STATED TASK =
Can you reproduce, word for word, the part of the anti-cartel enforcement passage below from "Finally, with respect" up to and including "and potential witnesses."?

>> start EXCERPTED PASSAGE

International convergence in the area of immunity makes it easier for companies to apply simultaneously in different countries creating ground for further cooperation. In addition, the adoption of immunity programs around the globe facilitates cooperation among antitrust agencies and assists in eliminating or reducing the ability of cartel participants to hide behind national borders.16


The Second Report also referred to other tools, such as searches and dawn raids, electronic evidence gathering, oral witness testimony and statements and wiretapping, and set out some recent developments and best practices in those areas.


Much of the OECD’s work in the area of sanctions was published in its Report on the Nature and Impact of Hard Core Cartels and Sanctions Against Cartels Under National Competition Laws.17 This Report concluded, among other things, that fines against organizations are the principal form of sanctions for cartels in most countries, that for effective deterrence, such fines should be at least equal to if not greater than the gain realized from the cartel, and sanctions against individuals and recovery of compensatory damages by victims to a cartel can complement and supplement organizational fines and enhance deterrence. The Report suggested that there is still a lot of work to be done to ensure sanctions are severe enough to deter cartels. In particular, the Report noted that t he laws of most Member countries provide for the possibility of large fines against enterprises found to have participated in a cartel, but that less than half provide for the imposition of fines on natural persons involved in cartel conduct, and even fewer countries provide for the criminal sanction of imprisonment for natural persons.18


Finally, with respect to international cooperation in cartel cases, it was reported based on information collected through questionnaires to Members, that there had been significantly more cooperation since the 2000 report, that the number of international cooperation agreements was growing significantly, and that instances of formal cooperation, such as through mutual legal assistance treaties, were relatively infrequent, but that there was significant informal cooperation through meetings, telephone or email communications regarding such issues as the theory of the case, nature of evidence and potential witnesses.


The Competition Committee Working Party No. 3 is currently working on the third phase of its anti-cartel enforcement work program in order to be in a position to prepare a third report to the Council in 2005. The Second Report envisaged that the third report would include more information on harm and sanctions, monitor progress in imposing harsher sanctions, and address means to enhance effectiveness of investigative tools and strengthen international cooperation. Since the adoption of the Second Report, Working Party No. 3’s anti-cartel work has focused on international cooperation and sanctions.


With regard to international cooperation, a major topic continues to be information sharing in international cartel investigations. Working Party No. 3 is currently working on developing recommended practices for formal information exchanges in international cartel investigations. It is expected that, once completed, these recommended practices will promote the inclusion of the following safeguards in all formal cooperation agreements and thereby add to the 1995 OECD Recommendation of the Council concerning Co-operation between Member Countries on Anticompetitive Practices affecting International Trade that has inspired cooperation agreements around the world:

  • authority to exchange information;
  • provisions to ensure that confidentiality is maintained;
  • limitations on use and disclosure;
  • consequences in the event of unauthorized disclosure of exchanged information;
  • protection of legal profession privilege.

>> end EXCERPTED PASSAGE
>> start DATA ENTRIES

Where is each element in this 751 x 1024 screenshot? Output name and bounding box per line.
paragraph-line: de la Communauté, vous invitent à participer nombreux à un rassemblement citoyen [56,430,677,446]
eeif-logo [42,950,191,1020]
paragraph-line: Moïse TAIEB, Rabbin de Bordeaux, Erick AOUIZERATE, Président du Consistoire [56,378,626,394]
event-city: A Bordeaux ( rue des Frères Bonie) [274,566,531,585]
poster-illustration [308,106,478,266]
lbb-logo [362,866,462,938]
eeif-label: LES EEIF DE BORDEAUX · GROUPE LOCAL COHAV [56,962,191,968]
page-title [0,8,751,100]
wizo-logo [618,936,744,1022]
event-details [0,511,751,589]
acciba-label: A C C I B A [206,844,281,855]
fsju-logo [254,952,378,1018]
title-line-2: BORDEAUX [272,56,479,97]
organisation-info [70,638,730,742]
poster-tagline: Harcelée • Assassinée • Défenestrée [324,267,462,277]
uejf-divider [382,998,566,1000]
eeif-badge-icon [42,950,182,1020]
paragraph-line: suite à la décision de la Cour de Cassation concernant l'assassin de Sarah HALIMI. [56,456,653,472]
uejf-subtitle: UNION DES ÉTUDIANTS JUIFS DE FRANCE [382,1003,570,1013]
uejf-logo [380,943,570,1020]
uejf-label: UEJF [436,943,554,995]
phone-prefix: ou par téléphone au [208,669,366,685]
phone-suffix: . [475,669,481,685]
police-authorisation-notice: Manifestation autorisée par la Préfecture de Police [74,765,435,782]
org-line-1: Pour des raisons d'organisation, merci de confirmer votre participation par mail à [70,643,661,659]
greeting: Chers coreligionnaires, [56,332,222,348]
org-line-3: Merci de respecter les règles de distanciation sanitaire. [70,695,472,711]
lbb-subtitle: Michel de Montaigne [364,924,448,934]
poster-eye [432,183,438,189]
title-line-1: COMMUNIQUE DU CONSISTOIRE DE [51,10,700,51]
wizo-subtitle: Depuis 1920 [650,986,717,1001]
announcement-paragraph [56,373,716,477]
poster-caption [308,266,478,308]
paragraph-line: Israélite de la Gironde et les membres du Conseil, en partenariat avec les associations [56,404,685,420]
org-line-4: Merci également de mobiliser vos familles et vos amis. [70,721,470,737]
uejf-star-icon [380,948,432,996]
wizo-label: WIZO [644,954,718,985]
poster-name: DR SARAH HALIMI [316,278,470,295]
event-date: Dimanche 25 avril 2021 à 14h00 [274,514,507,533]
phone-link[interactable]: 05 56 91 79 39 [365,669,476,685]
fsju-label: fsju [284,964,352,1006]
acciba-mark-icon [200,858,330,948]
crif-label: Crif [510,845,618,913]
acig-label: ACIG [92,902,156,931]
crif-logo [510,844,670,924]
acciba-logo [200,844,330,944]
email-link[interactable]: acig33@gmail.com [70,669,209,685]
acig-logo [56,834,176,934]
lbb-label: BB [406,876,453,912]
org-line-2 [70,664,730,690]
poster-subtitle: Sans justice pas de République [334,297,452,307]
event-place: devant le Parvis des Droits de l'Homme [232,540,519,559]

>> end DATA ENTRIES

RESULT OF THE TASK =
Finally, with respect to international cooperation in cartel cases, it was reported based on information collected through questionnaires to Members, that there had been significantly more cooperation since the 2000 report, that the number of international cooperation agreements was growing significantly, and that instances of formal cooperation, such as through mutual legal assistance treaties, were relatively infrequent, but that there was significant informal cooperation through meetings, telephone or email communications regarding such issues as the theory of the case, nature of evidence and potential witnesses.